Copy nothing but the text: repeat each entry exactly and drop the images.

>> START Data for the task

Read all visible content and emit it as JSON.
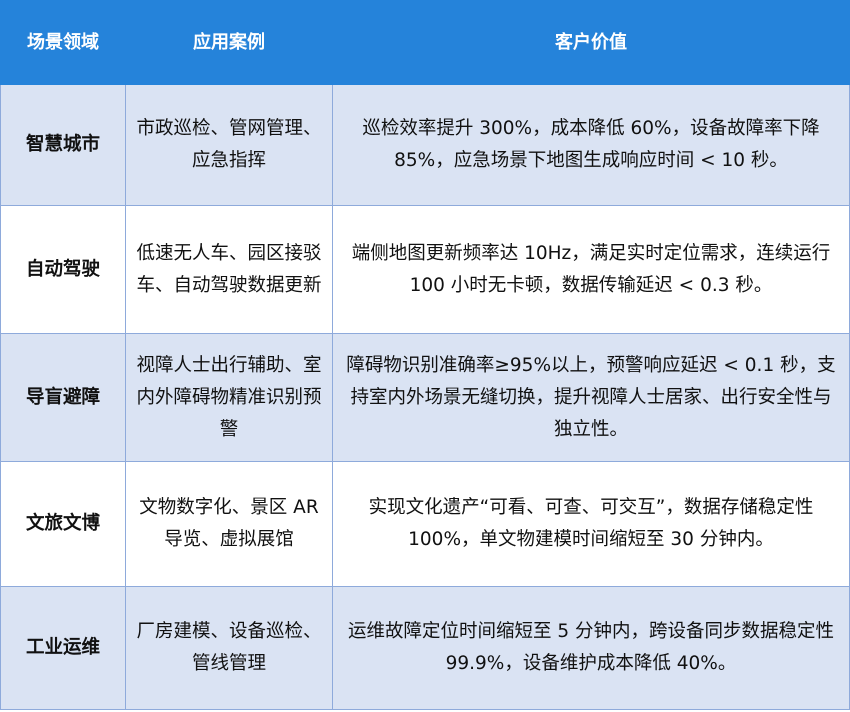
{
  "headers": [
    "场景领域",
    "应用案例",
    "客户价值"
  ],
  "rows": [
    {
      "area": "智慧城市",
      "cases": "市政巡检、管网管理、应急指挥",
      "value": "巡检效率提升 300%，成本降低 60%，设备故障率下降 85%，应急场景下地图生成响应时间 < 10 秒。"
    },
    {
      "area": "自动驾驶",
      "cases": "低速无人车、园区接驳车、自动驾驶数据更新",
      "value": "端侧地图更新频率达 10Hz，满足实时定位需求，连续运行 100 小时无卡顿，数据传输延迟 < 0.3 秒。"
    },
    {
      "area": "导盲避障",
      "cases": "视障人士出行辅助、室内外障碍物精准识别预警",
      "value": "障碍物识别准确率≥95%以上，预警响应延迟 < 0.1 秒，支持室内外场景无缝切换，提升视障人士居家、出行安全性与独立性。"
    },
    {
      "area": "文旅文博",
      "cases": "文物数字化、景区 AR 导览、虚拟展馆",
      "value": "实现文化遗产“可看、可查、可交互”，数据存储稳定性 100%，单文物建模时间缩短至 30 分钟内。"
    },
    {
      "area": "工业运维",
      "cases": "厂房建模、设备巡检、管线管理",
      "value": "运维故障定位时间缩短至 5 分钟内，跨设备同步数据稳定性 99.9%，设备维护成本降低 40%。"
    }
  ],
  "colors": {
    "header": "#2583da",
    "shade": "#dae3f3",
    "border": "#8eaadb"
  }
}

>> END Data for the task

Solution below:
Read all visible content and emit it as JSON.
{
  "headers": [
    "场景领域",
    "应用案例",
    "客户价值"
  ],
  "rows": [
    {
      "area": "智慧城市",
      "cases": "市政巡检、管网管理、应急指挥",
      "value": "巡检效率提升 300%，成本降低 60%，设备故障率下降 85%，应急场景下地图生成响应时间 < 10 秒。"
    },
    {
      "area": "自动驾驶",
      "cases": "低速无人车、园区接驳车、自动驾驶数据更新",
      "value": "端侧地图更新频率达 10Hz，满足实时定位需求，连续运行 100 小时无卡顿，数据传输延迟 < 0.3 秒。"
    },
    {
      "area": "导盲避障",
      "cases": "视障人士出行辅助、室内外障碍物精准识别预警",
      "value": "障碍物识别准确率≥95%以上，预警响应延迟 < 0.1 秒，支持室内外场景无缝切换，提升视障人士居家、出行安全性与独立性。"
    },
    {
      "area": "文旅文博",
      "cases": "文物数字化、景区 AR 导览、虚拟展馆",
      "value": "实现文化遗产“可看、可查、可交互”，数据存储稳定性 100%，单文物建模时间缩短至 30 分钟内。"
    },
    {
      "area": "工业运维",
      "cases": "厂房建模、设备巡检、管线管理",
      "value": "运维故障定位时间缩短至 5 分钟内，跨设备同步数据稳定性 99.9%，设备维护成本降低 40%。"
    }
  ],
  "colors": {
    "header": "#2583da",
    "shade": "#dae3f3",
    "border": "#8eaadb"
  }
}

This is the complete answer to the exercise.